▶ Exercise instructions
Using the data below, gather each line that includes the word "whose".

____ Supplied records

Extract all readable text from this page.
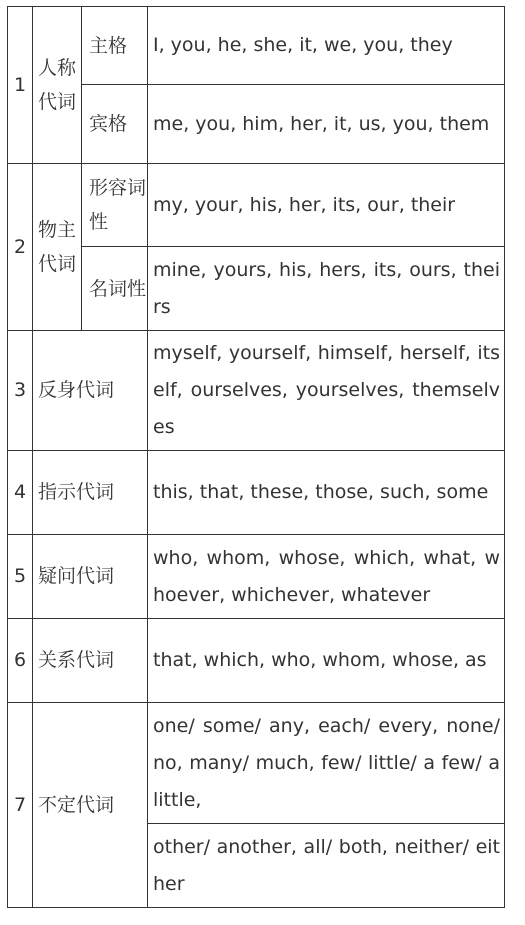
1	人称代词	主格	I, you, he, she, it, we, you, they
		宾格	me, you, him, her, it, us, you, them
2	物主代词	形容词性	my, your, his, her, its, our, their
		名词性	mine, yours, his, hers, its, ours, theirs
3	反身代词		myself, yourself, himself, herself, itself, ourselves, yourselves, themselves
4	指示代词		this, that, these, those, such, some
5	疑问代词		who, whom, whose, which, what, whoever, whichever, whatever
6	关系代词		that, which, who, whom, whose, as
7	不定代词		one/ some/ any, each/ every, none/ no, many/ much, few/ little/ a few/ a little,
			other/ another, all/ both, neither/ either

________

▶ Task solution
5	疑问代词		who, whom, whose, which, what, whoever, whichever, whatever
6	关系代词		that, which, who, whom, whose, as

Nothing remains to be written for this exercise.